The request
Report how many lines in the listing below include the word "power". Write nothing besides the number.

(Entries taken from a collection)
****

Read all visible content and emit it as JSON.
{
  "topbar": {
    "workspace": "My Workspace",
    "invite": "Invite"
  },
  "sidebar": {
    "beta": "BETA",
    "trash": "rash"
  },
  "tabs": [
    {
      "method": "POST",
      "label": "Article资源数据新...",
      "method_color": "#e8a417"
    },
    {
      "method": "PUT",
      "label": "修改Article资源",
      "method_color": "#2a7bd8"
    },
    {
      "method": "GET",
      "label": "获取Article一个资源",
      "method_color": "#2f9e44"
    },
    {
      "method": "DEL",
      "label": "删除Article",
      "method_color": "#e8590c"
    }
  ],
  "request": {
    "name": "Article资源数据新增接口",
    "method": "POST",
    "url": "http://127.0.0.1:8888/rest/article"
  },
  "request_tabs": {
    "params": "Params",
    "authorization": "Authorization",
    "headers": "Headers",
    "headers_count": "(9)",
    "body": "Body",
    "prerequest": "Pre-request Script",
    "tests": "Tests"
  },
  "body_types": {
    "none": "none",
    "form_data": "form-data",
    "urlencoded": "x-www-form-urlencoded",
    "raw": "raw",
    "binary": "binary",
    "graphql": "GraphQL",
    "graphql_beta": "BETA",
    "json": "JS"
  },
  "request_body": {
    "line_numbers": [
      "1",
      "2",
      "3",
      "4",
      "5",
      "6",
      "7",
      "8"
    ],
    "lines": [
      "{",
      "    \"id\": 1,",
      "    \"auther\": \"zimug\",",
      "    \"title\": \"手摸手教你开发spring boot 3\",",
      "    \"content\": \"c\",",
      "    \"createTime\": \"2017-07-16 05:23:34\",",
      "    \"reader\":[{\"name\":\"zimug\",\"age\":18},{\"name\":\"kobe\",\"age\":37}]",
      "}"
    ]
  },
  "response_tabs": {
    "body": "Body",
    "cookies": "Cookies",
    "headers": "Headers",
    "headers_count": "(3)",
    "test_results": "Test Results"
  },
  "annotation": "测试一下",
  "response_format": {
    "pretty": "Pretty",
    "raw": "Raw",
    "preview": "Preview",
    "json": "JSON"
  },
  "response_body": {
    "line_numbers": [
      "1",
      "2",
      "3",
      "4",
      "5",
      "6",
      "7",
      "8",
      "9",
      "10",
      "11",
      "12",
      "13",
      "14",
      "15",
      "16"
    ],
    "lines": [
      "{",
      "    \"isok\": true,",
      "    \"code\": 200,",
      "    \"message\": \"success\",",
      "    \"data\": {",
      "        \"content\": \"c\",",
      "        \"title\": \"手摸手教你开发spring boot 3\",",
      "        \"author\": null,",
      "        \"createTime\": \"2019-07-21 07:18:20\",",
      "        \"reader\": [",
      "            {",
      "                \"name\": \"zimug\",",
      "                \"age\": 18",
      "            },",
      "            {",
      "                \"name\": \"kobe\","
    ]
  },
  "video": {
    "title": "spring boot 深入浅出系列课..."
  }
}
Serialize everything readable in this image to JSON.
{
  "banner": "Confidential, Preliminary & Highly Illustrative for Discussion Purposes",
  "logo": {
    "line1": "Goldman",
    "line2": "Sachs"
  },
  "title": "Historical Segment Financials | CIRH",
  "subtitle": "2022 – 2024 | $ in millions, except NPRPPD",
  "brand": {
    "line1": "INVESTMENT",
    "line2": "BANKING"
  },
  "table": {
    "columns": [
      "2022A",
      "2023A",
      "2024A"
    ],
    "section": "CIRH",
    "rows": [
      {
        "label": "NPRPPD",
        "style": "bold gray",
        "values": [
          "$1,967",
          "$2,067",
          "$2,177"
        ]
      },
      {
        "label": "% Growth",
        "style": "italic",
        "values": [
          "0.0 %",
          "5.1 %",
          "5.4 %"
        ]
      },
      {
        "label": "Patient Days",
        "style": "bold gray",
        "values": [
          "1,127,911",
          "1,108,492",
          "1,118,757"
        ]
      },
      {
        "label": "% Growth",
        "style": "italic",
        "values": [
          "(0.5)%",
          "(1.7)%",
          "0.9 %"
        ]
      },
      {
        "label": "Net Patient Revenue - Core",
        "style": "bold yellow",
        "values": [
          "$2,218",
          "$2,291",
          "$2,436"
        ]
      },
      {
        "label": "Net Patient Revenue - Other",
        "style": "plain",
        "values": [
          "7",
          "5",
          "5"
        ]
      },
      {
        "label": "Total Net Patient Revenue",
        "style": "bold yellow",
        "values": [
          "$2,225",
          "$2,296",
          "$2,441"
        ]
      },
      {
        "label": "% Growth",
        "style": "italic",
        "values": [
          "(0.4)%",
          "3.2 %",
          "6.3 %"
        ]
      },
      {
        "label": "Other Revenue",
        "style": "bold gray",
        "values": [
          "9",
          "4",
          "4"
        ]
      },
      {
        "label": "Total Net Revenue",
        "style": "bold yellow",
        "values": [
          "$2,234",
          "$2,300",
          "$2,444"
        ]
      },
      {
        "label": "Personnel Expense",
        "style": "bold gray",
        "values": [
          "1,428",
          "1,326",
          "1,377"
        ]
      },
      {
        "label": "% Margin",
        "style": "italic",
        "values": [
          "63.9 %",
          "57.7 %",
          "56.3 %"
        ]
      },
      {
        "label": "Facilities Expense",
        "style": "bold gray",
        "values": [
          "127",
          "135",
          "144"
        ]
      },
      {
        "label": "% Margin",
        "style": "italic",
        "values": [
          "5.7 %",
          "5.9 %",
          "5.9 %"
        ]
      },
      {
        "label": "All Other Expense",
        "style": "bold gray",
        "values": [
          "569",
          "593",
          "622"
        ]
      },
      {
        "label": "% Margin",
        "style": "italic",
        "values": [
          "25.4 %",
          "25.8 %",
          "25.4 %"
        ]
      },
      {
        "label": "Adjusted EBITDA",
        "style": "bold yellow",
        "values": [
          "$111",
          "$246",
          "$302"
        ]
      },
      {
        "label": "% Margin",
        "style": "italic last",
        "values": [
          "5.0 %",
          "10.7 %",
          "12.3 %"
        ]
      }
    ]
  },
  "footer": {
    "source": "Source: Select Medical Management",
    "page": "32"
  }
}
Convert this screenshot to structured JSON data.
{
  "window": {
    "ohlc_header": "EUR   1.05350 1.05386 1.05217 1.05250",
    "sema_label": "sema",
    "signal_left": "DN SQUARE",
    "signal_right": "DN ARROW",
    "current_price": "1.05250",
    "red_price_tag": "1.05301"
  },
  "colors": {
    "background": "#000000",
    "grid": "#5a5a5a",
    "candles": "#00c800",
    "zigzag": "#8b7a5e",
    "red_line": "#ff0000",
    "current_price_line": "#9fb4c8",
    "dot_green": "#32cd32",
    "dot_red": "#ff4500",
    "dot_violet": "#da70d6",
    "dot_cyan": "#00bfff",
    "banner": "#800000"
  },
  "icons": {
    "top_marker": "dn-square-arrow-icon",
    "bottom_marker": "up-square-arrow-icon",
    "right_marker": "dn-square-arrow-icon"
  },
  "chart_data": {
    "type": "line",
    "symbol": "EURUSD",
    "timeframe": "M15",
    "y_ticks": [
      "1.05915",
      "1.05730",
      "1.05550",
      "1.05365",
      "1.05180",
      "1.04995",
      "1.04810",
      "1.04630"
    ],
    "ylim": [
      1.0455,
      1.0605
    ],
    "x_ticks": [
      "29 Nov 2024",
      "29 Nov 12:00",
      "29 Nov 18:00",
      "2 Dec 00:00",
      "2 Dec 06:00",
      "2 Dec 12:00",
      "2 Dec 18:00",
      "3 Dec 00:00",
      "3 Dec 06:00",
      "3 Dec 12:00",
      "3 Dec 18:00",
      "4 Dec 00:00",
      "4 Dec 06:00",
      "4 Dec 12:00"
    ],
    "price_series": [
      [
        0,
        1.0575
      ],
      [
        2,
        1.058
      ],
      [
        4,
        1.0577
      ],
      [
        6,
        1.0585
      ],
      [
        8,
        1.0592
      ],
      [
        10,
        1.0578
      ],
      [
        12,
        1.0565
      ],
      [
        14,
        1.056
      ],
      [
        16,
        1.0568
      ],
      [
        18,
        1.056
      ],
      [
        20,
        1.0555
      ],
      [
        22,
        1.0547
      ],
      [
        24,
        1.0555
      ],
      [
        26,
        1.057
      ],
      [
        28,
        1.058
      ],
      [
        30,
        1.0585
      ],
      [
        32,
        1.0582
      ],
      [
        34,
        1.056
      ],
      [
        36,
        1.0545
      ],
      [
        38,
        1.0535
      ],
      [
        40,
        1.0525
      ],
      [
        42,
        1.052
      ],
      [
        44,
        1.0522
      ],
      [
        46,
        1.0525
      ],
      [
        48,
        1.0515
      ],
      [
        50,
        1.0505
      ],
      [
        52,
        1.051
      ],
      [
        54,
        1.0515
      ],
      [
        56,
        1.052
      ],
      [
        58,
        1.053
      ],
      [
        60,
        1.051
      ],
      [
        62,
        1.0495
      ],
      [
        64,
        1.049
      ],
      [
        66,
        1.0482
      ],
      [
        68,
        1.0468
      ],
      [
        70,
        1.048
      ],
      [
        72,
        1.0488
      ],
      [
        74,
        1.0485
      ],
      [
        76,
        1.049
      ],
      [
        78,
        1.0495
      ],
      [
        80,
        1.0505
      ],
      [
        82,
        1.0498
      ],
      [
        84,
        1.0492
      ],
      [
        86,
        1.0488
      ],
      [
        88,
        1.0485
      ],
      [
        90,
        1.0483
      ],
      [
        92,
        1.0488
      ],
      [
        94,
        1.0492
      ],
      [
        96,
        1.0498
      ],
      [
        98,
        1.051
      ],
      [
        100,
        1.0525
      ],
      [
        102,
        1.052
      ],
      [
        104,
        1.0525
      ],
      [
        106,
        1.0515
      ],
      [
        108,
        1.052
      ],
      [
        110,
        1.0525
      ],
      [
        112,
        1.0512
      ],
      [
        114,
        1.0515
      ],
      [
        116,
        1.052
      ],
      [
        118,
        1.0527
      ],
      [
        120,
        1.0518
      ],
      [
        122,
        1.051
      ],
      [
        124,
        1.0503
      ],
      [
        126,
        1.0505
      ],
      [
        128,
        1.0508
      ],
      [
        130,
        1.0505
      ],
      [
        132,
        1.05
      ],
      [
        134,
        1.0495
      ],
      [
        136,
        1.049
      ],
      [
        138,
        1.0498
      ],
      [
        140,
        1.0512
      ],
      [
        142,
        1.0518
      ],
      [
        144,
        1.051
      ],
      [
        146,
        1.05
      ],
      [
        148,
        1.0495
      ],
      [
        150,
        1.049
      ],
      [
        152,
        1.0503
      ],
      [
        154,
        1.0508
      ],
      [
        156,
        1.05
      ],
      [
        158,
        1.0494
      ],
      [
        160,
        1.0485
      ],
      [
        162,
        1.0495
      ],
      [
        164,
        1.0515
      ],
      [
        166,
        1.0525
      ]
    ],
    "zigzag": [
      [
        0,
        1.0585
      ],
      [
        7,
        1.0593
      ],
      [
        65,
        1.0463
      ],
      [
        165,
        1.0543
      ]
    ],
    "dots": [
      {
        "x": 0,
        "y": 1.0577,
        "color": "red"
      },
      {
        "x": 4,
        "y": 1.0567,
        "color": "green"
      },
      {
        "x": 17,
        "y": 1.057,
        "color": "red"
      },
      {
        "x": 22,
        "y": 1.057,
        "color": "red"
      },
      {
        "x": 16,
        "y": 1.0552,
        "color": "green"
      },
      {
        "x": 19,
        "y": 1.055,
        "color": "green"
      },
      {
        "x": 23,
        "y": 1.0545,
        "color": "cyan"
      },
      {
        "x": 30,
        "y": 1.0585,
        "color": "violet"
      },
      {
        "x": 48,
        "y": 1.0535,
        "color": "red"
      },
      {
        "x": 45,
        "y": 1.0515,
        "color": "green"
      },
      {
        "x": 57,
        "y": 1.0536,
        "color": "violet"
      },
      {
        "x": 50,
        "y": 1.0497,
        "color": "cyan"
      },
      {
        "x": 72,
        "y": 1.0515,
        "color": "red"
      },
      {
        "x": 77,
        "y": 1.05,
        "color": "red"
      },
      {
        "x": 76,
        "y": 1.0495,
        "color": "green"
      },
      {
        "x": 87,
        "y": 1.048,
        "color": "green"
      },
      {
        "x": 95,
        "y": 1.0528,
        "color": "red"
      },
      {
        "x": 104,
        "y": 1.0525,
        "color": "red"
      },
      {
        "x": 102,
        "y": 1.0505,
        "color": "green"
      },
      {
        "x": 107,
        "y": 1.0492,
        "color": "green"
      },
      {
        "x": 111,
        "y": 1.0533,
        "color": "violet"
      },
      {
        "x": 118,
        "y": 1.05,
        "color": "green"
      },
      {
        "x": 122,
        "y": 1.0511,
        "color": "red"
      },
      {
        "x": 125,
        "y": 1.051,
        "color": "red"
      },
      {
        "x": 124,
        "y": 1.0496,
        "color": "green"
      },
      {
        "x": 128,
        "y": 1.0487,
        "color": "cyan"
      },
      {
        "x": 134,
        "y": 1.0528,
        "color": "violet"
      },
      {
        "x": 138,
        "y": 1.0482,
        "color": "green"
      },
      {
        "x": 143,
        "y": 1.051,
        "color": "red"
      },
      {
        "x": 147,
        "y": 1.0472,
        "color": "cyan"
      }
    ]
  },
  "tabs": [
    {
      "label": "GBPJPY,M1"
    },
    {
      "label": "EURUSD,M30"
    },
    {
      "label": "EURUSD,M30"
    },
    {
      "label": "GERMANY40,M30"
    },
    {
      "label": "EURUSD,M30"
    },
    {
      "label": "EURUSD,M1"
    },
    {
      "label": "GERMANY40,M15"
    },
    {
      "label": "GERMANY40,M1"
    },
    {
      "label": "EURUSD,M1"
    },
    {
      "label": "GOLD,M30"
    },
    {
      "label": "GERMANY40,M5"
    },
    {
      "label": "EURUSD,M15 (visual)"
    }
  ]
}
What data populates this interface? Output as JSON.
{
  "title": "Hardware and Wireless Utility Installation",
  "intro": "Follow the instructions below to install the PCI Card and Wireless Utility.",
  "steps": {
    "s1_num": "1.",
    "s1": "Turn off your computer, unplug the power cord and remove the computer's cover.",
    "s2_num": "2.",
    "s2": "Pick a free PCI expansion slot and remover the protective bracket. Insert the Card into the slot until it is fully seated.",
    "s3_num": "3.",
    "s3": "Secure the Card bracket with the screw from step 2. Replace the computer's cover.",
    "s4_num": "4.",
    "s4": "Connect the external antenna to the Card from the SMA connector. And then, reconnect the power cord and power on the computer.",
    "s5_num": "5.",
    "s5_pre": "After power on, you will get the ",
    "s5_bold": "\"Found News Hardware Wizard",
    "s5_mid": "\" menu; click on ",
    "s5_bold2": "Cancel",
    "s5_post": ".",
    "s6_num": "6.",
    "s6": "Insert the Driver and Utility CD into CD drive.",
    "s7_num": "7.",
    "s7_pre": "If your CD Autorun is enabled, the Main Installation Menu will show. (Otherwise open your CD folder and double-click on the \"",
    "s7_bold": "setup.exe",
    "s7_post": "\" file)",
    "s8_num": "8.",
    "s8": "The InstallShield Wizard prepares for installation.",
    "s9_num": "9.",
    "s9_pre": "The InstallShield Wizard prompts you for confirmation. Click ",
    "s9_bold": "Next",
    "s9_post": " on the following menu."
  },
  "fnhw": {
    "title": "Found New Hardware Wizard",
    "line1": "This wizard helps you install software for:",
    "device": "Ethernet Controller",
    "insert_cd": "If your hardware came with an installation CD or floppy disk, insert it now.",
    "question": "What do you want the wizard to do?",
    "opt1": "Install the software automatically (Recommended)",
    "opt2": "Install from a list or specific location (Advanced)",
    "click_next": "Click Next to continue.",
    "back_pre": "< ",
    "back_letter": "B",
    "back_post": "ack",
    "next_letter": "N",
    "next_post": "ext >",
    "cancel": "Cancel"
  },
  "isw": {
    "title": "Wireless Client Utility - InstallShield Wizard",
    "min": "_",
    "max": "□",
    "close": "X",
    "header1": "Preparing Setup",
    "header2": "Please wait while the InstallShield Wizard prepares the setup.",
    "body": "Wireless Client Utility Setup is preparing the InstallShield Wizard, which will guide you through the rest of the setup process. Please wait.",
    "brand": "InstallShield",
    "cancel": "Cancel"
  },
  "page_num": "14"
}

****

Final result
3